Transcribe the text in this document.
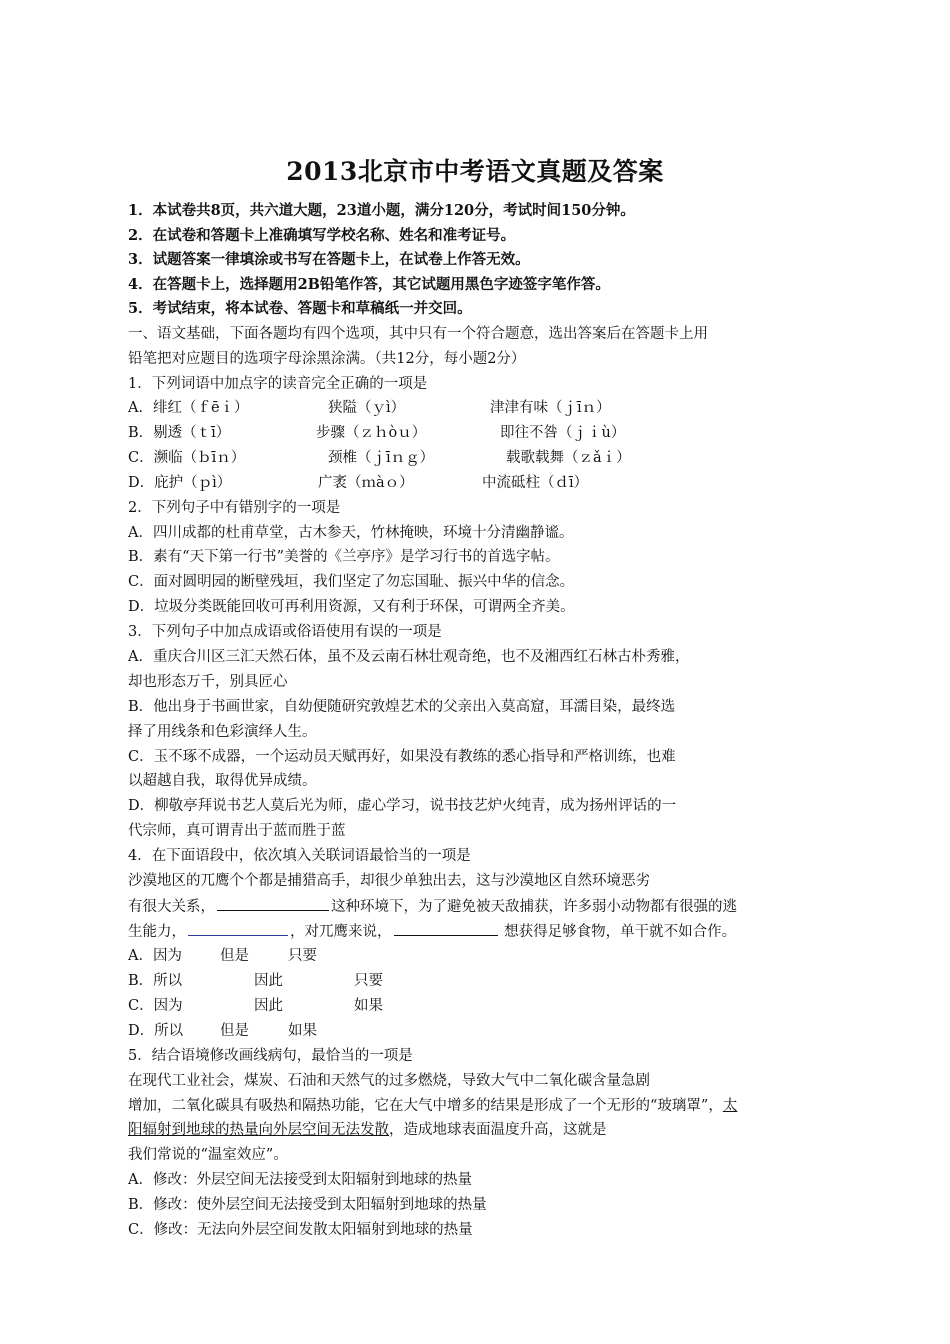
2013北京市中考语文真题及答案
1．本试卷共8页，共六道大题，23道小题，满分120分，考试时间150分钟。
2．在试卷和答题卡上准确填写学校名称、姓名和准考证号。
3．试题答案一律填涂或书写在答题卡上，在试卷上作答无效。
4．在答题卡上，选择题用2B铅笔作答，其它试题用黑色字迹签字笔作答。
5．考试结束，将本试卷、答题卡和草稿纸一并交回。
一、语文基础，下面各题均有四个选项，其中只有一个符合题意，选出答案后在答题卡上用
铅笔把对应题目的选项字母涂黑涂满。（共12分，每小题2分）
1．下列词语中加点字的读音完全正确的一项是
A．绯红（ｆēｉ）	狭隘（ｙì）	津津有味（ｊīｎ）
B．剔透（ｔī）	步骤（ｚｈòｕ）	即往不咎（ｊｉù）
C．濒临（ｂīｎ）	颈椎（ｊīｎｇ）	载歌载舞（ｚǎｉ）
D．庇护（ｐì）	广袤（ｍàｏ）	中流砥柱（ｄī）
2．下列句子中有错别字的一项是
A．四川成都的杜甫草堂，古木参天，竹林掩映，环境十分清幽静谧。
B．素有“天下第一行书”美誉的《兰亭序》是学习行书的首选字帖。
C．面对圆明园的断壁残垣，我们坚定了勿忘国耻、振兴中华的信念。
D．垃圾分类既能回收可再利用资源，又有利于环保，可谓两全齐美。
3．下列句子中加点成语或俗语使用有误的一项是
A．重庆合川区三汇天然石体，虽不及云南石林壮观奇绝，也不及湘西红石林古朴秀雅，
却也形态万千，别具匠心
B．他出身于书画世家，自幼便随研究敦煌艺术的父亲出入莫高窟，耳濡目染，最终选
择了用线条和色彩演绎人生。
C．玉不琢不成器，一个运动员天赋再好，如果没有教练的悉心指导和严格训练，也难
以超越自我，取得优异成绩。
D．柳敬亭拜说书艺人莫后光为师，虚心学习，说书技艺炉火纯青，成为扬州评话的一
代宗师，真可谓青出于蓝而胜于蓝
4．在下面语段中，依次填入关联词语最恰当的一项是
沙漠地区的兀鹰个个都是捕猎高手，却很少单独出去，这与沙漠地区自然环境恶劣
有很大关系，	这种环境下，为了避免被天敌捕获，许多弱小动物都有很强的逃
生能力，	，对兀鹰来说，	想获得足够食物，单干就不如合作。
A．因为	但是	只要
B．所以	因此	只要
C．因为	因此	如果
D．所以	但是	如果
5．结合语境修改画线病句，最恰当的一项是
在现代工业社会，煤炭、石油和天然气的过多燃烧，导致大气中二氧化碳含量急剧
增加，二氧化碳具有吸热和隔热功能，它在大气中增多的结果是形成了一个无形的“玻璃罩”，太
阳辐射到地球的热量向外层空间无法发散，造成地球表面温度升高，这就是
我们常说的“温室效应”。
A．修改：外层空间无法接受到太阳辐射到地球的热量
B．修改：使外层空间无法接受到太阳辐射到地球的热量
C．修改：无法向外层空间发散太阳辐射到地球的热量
────
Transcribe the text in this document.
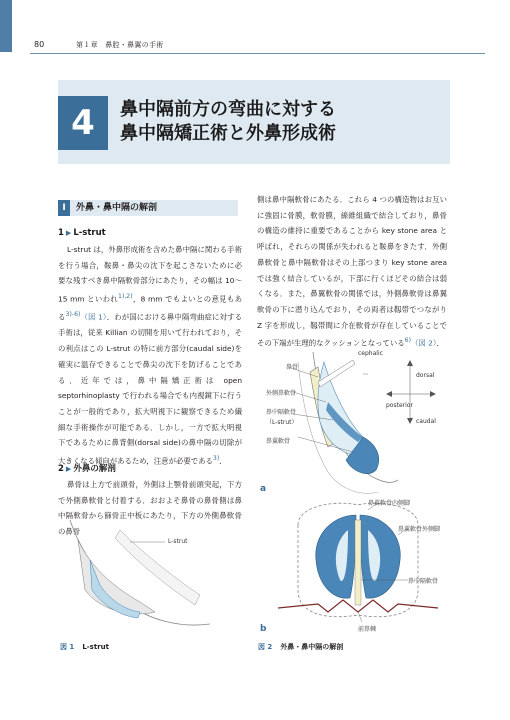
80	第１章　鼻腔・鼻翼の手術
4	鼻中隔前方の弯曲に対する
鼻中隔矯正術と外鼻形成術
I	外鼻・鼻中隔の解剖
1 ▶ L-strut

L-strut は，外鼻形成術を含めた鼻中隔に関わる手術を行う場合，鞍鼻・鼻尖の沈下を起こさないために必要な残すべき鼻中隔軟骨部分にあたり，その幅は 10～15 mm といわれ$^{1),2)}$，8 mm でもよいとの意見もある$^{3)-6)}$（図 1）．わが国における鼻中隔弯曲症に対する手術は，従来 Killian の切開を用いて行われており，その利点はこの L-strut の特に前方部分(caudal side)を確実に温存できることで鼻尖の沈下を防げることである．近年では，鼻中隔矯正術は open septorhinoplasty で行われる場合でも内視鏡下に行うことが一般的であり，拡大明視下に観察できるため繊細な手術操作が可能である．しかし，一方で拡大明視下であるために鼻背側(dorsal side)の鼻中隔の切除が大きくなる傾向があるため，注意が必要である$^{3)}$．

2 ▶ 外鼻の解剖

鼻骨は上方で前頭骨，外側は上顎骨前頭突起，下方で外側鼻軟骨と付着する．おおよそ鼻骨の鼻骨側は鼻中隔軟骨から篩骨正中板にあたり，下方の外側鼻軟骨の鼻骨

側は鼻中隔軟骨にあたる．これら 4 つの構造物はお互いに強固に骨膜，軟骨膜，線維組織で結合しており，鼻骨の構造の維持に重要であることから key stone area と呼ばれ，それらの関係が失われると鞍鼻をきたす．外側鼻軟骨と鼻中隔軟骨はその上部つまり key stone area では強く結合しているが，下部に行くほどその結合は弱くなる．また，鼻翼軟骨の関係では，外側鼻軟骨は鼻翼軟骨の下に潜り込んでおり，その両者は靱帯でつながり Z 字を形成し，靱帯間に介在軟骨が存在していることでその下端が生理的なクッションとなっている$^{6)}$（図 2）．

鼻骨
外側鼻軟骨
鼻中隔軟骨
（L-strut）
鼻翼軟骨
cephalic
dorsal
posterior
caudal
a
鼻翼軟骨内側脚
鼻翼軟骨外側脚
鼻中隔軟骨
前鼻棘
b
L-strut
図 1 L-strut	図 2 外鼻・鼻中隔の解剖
────
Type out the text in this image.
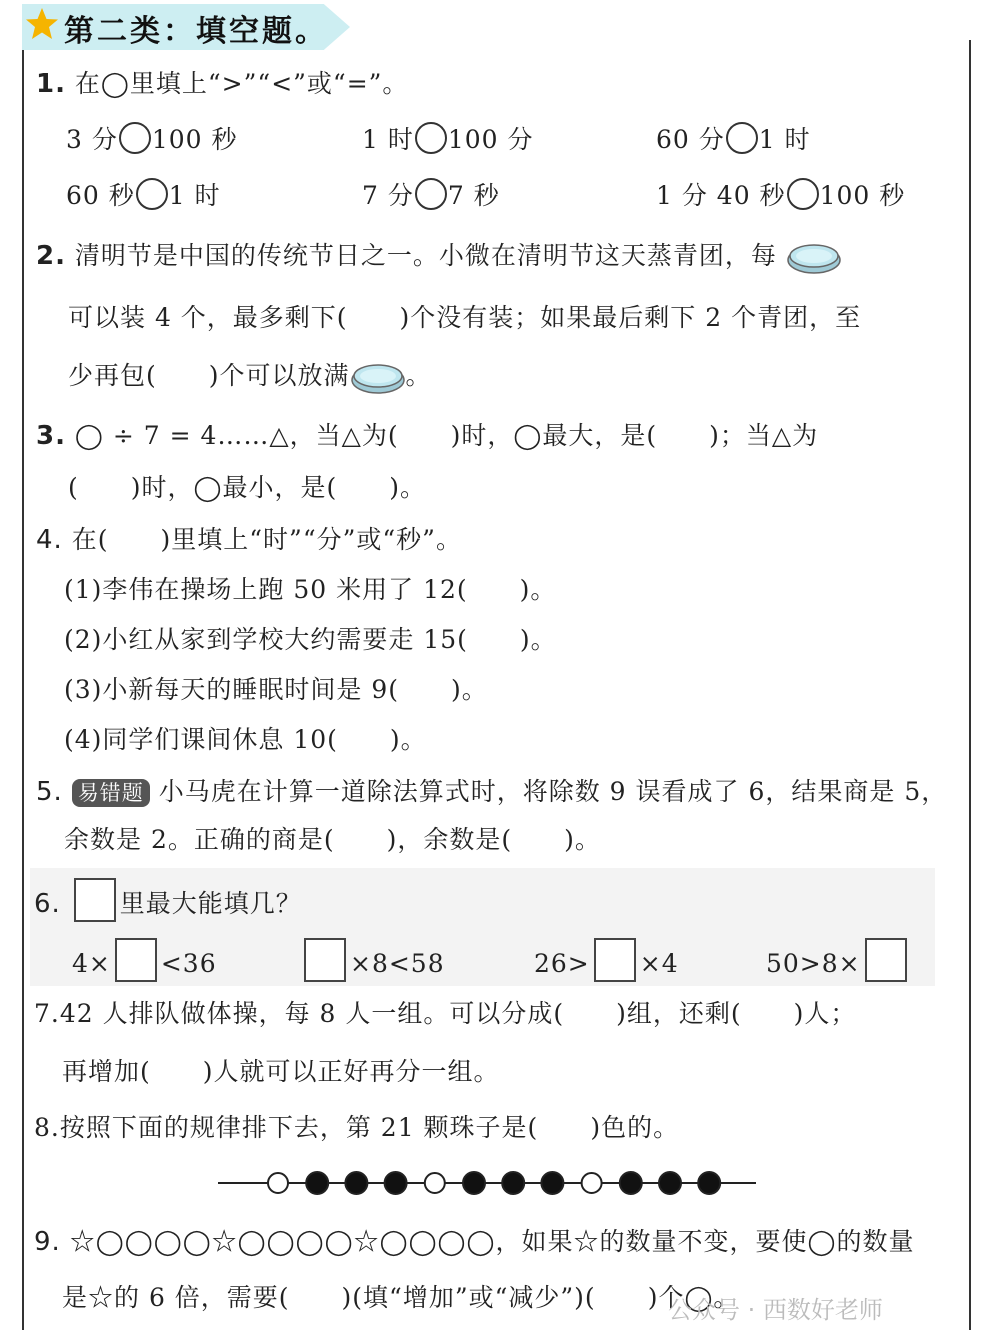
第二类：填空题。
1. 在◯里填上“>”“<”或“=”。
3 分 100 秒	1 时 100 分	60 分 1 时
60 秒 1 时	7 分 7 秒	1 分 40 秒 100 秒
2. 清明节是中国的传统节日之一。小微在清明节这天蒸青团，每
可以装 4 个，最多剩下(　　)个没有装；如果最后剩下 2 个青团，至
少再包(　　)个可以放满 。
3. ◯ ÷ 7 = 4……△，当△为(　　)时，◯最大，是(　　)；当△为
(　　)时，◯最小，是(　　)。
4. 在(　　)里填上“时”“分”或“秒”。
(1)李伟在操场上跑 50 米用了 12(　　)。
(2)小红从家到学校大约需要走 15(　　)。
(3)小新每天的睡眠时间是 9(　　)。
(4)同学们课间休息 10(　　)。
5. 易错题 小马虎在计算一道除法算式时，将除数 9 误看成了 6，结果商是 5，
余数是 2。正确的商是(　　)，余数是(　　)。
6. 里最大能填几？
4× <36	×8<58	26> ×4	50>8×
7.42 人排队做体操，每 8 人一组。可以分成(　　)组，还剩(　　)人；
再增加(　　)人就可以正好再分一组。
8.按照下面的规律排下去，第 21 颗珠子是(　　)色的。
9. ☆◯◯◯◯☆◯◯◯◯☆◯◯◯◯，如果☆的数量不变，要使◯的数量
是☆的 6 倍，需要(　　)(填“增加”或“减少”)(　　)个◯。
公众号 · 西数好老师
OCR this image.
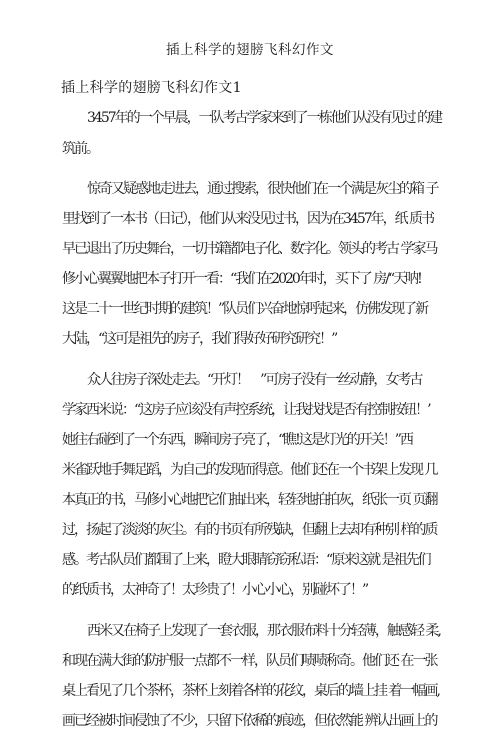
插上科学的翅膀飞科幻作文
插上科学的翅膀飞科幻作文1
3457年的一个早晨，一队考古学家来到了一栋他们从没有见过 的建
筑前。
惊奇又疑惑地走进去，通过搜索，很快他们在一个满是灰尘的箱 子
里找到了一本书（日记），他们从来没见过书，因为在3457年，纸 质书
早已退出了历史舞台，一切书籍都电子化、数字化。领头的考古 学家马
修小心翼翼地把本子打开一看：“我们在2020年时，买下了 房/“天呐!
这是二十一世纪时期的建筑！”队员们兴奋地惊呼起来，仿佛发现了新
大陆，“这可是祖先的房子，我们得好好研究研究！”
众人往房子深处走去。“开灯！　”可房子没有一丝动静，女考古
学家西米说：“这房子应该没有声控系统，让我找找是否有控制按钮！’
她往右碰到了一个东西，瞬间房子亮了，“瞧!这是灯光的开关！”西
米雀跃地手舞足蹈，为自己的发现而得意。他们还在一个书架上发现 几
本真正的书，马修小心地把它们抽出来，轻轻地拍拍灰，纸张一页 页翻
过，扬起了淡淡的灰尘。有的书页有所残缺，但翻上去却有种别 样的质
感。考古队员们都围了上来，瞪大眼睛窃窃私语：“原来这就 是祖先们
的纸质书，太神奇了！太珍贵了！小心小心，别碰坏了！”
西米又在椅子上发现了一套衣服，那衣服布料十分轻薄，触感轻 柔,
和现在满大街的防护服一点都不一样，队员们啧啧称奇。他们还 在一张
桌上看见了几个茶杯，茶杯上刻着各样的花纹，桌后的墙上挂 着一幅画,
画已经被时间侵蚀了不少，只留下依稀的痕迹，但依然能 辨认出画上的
────
● **Set exercise**
Search the listing above for the string "dorsal". Copy every line that contains it.

● **Problem solution**
L-strut は，外鼻形成術を含めた鼻中隔に関わる手術を行う場合，鞍鼻・鼻尖の沈下を起こさないために必要な残すべき鼻中隔軟骨部分にあたり，その幅は 10～15 mm といわれ$^{1),2)}$，8 mm でもよいとの意見もある$^{3)-6)}$（図 1）．わが国における鼻中隔弯曲症に対する手術は，従来 Killian の切開を用いて行われており，その利点はこの L-strut の特に前方部分(caudal side)を確実に温存できることで鼻尖の沈下を防げることである．近年では，鼻中隔矯正術は open septorhinoplasty で行われる場合でも内視鏡下に行うことが一般的であり，拡大明視下に観察できるため繊細な手術操作が可能である．しかし，一方で拡大明視下であるために鼻背側(dorsal side)の鼻中隔の切除が大きくなる傾向があるため，注意が必要である$^{3)}$．
dorsal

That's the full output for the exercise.